Written exercise a: Reproduce the source data listing verbatim, from its first line through the line containing "group-b-cutoff-cell: 120 <box>401", including both of those lines.

[BEGIN Provided passage]

There have been times in the past where I have been disassociated for large quantities of the calendar. Pretending to maintain a daily face and façade just to be content in being. That feeling of contentment has slipped away in the recent future. Planning to be around longer than just “today” was never something at the forefront of my thoughts. Always barely coping with the current of madness running through my mind. Struggling to think about what the next day would bring, let alone the rest of my life. My closest friend growing up would often call me neurotic, and he probably wasn’t wrong. Realizing I still constantly dip into that cold pool of neurosis.
The constant fight-or-flight feeling has begun to become the norm for my mental state. Unable to escape the daily fatigue of current events and societal decline. I have been told to avoid things that stress me out—a difficult task to accomplish in the information age. My brain will play tricks to keep me from slipping into that well of dark thoughts; usually, a hallucination of someone breathing down my neck will do the trick. The times that I am unable to snap myself out usually end with hours of missing time; this can happen multiple times a day.
Imagine a rough edit cut of your daily memory—just quick glimpses of seconds that have black between. This can be irritating, debilitating, and also potentially harmful. When time lapses come, I will feel like a drone being piloted by myself but from behind my body. Physically observing myself from an over-the-shoulder or overhead view. My movements are always behind in time, slower to react to stimuli and senses—almost as if my body and mind are not chronologically aligned.
This phase shift between my consciousness and my body is an out-of-control sensation. Unable to “snap out of it,” it continues to get longer with every experience. The lost time makes days impossible to schedule and maintain a routine. Making me paranoid of things that may or may not happen, always on my toes, always feeling on thin ice.

[END Provided passage]
[BEGIN Stored rows]

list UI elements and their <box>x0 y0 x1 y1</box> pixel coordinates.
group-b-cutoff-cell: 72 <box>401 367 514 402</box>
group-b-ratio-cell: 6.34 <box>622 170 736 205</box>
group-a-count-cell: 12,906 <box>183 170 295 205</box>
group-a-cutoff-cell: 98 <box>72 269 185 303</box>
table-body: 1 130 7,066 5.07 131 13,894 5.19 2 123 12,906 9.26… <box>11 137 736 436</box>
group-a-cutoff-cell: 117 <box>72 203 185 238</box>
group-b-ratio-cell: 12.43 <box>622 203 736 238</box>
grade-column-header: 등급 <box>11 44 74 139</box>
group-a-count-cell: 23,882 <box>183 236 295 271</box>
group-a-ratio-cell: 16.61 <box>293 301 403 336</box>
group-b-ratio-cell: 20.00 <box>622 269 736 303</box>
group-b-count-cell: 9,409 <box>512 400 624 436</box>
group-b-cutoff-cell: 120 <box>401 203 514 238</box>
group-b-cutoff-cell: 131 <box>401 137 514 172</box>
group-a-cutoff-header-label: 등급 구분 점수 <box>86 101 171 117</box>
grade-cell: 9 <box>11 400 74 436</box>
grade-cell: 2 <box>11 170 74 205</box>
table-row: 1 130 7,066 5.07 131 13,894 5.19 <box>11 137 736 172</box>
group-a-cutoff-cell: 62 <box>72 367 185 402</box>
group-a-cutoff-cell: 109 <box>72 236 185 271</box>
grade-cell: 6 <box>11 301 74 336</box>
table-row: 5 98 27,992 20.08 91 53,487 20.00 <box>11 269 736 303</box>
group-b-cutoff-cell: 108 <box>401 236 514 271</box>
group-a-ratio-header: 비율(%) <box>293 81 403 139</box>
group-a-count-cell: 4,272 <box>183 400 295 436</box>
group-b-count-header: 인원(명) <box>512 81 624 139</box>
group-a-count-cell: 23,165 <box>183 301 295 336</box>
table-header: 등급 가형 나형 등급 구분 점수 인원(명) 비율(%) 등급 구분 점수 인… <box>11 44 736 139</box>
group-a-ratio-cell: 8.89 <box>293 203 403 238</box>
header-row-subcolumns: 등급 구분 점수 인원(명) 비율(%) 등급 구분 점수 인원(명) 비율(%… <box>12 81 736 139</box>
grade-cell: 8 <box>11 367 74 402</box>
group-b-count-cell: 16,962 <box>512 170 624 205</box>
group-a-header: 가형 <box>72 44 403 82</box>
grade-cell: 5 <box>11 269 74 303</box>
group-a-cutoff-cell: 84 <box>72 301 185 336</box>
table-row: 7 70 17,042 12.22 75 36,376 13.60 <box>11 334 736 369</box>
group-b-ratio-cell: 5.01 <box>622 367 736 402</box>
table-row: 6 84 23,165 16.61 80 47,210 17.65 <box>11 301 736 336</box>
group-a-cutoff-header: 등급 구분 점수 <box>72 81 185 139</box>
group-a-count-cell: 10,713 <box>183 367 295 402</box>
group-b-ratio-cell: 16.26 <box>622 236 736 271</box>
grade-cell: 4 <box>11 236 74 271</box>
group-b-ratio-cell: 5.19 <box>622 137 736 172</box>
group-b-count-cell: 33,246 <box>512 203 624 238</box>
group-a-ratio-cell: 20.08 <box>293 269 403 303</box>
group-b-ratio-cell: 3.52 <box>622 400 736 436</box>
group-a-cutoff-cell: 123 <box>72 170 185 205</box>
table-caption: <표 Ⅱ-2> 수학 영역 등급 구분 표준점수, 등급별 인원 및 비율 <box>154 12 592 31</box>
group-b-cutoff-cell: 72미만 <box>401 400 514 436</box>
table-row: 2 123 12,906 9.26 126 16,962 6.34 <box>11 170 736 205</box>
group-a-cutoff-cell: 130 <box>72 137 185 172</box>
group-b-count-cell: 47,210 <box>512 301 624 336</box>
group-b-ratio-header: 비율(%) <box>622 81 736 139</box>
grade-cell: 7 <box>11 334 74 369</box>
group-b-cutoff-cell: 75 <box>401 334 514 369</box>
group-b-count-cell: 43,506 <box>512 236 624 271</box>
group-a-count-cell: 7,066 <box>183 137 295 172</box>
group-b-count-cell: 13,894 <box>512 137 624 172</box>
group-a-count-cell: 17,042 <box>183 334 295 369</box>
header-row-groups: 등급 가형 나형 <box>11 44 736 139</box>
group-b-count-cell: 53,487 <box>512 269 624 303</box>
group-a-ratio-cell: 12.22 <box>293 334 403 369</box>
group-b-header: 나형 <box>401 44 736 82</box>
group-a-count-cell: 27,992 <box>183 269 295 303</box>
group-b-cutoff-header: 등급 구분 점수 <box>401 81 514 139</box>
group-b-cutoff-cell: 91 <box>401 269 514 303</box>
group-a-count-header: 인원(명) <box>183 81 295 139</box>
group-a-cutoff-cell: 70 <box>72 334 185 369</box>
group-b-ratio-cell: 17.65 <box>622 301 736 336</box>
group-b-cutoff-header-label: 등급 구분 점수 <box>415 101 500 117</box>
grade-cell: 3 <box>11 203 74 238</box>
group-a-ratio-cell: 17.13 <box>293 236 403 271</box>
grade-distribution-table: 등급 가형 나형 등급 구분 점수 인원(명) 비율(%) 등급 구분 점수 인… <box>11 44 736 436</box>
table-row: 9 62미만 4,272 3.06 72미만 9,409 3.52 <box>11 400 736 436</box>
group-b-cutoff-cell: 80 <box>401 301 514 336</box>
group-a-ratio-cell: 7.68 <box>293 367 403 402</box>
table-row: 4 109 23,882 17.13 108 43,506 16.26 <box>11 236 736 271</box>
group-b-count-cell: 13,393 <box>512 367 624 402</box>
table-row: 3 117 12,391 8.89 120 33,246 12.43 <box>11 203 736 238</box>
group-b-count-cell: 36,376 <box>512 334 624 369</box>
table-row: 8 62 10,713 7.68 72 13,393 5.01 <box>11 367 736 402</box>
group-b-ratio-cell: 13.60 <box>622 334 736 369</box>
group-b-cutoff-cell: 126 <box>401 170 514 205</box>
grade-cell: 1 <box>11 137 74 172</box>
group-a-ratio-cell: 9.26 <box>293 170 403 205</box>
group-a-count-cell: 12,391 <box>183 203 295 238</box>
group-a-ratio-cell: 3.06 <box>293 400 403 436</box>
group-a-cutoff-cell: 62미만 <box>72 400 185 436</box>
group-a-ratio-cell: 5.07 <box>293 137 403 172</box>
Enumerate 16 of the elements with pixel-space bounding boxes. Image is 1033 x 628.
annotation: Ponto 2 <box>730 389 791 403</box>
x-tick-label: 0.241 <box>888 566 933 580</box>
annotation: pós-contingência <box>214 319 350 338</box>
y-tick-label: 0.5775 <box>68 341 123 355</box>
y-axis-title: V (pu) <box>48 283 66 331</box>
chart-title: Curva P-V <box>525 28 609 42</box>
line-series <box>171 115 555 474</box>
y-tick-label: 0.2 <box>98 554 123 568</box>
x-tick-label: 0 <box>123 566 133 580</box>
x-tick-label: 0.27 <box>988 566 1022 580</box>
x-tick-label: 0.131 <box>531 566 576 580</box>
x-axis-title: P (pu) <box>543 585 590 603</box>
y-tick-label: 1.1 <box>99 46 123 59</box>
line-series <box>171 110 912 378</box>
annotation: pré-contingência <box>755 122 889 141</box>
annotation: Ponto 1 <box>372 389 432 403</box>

[END Stored rows]

Written exercise b:
Answer these questions from the passage on lost time:
(i) What did the writer's closest friend growing up often call the writer?
(ii) What hallucination usually keeps the writer from slipping into dark thoughts?
(iii) From what two views does the writer physically observe themselves when time lapses come?

Exercise output a:
list UI elements and their <box>x0 y0 x1 y1</box> pixel coordinates.
group-b-cutoff-cell: 72 <box>401 367 514 402</box>
group-b-ratio-cell: 6.34 <box>622 170 736 205</box>
group-a-count-cell: 12,906 <box>183 170 295 205</box>
group-a-cutoff-cell: 98 <box>72 269 185 303</box>
table-body: 1 130 7,066 5.07 131 13,894 5.19 2 123 12,906 9.26… <box>11 137 736 436</box>
group-a-cutoff-cell: 117 <box>72 203 185 238</box>
group-b-ratio-cell: 12.43 <box>622 203 736 238</box>
grade-column-header: 등급 <box>11 44 74 139</box>
group-a-count-cell: 23,882 <box>183 236 295 271</box>
group-a-ratio-cell: 16.61 <box>293 301 403 336</box>
group-b-ratio-cell: 20.00 <box>622 269 736 303</box>
group-b-count-cell: 9,409 <box>512 400 624 436</box>
group-b-cutoff-cell: 120 <box>401 203 514 238</box>

Exercise output b:
(i) Neurotic.
(ii) A hallucination of someone breathing down the writer's neck.
(iii) An over-the-shoulder view and an overhead view.